## Set problem:
Say how many lines in the data below contain the word "ylabel", and give no other text.

(Items from a dataset)

= = =

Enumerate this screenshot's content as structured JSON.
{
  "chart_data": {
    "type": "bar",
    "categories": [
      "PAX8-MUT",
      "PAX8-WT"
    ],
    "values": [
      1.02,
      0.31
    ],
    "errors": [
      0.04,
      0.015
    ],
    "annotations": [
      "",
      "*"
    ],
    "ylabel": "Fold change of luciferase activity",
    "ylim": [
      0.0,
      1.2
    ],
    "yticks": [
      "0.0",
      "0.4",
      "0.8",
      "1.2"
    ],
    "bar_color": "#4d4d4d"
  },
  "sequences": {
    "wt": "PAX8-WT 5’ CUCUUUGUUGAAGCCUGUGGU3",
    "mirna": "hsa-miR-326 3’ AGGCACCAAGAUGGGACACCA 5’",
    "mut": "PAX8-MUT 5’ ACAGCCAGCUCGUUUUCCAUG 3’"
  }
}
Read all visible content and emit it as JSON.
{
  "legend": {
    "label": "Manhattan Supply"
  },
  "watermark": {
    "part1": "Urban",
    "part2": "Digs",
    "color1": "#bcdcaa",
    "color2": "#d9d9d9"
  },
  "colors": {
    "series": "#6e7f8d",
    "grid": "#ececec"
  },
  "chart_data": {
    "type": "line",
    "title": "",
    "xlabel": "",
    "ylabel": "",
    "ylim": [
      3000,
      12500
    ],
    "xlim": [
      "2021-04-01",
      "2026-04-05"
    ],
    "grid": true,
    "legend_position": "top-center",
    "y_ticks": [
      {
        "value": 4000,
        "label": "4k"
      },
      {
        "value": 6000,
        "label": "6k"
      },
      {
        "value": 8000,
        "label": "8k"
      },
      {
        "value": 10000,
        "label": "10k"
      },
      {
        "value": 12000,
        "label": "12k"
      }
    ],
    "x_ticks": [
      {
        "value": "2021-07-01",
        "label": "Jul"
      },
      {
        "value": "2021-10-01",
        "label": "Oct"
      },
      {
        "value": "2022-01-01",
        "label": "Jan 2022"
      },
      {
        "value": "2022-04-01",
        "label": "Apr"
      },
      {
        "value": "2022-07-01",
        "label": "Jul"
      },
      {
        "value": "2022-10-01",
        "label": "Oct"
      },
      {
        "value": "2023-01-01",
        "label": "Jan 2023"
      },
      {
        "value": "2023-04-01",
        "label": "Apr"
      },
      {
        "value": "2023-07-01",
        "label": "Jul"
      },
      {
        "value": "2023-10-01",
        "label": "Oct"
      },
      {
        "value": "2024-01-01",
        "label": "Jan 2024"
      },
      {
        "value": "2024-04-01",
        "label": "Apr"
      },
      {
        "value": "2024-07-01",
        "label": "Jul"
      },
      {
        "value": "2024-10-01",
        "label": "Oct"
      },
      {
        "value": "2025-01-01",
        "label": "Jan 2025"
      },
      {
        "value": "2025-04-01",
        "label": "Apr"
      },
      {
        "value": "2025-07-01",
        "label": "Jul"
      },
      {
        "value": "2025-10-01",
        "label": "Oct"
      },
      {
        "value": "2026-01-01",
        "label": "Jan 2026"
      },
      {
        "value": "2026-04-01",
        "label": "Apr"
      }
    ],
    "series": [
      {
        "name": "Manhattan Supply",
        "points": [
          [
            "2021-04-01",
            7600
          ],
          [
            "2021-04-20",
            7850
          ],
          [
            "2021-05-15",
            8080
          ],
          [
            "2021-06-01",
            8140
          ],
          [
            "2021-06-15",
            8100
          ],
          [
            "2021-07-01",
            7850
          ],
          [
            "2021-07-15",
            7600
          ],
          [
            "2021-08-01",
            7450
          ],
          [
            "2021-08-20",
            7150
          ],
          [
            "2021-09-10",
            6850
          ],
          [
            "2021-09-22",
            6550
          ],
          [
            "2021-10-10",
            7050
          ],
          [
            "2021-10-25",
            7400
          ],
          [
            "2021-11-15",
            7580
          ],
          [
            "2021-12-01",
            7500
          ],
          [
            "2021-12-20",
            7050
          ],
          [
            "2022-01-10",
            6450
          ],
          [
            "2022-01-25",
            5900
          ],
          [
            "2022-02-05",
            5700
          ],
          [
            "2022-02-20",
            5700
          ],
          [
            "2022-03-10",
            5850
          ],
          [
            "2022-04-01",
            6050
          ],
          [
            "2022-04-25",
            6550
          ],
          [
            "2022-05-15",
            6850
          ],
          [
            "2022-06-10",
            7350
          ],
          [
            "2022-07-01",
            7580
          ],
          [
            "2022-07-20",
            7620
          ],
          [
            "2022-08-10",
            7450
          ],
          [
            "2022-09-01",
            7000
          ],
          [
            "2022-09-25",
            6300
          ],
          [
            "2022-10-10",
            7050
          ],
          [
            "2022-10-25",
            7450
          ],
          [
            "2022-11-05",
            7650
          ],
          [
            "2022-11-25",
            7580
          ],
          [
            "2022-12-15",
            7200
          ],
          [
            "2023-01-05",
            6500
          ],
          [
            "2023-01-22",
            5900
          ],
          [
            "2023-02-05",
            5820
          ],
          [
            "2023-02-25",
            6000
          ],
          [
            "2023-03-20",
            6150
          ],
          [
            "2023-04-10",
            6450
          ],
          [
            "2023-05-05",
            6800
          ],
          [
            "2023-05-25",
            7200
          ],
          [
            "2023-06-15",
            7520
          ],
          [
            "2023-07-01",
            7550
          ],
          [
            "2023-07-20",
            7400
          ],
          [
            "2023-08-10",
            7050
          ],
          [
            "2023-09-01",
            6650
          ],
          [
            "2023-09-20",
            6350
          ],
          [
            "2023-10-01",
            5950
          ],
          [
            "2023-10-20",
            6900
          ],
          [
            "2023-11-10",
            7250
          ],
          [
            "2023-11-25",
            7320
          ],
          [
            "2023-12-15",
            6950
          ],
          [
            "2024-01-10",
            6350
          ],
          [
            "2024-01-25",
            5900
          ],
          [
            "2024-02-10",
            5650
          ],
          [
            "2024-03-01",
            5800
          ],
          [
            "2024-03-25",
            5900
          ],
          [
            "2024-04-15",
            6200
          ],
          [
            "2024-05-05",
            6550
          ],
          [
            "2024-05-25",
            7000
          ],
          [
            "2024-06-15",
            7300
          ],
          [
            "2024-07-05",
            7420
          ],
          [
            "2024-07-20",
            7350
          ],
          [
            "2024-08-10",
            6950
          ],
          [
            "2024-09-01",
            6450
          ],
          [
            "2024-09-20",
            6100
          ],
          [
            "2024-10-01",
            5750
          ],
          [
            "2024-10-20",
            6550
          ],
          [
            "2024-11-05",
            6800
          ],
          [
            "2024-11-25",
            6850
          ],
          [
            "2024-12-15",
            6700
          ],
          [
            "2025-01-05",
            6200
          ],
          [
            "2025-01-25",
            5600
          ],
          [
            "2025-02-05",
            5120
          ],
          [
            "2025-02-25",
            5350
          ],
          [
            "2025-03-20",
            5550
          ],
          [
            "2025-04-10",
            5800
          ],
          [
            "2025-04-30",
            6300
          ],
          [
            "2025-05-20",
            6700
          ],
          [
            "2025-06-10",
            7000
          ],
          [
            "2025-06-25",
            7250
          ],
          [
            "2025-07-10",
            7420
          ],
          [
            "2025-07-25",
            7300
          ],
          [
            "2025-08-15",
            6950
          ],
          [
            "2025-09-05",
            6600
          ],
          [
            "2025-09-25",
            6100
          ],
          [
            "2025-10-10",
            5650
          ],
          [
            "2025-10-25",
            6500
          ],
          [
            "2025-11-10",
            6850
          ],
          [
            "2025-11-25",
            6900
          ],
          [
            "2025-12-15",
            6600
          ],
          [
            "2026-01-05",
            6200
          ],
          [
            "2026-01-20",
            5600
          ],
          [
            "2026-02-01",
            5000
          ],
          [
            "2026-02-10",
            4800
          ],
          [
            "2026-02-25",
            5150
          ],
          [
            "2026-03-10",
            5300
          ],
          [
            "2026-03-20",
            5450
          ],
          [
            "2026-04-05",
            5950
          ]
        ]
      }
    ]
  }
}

= = =

## Solved problem:
2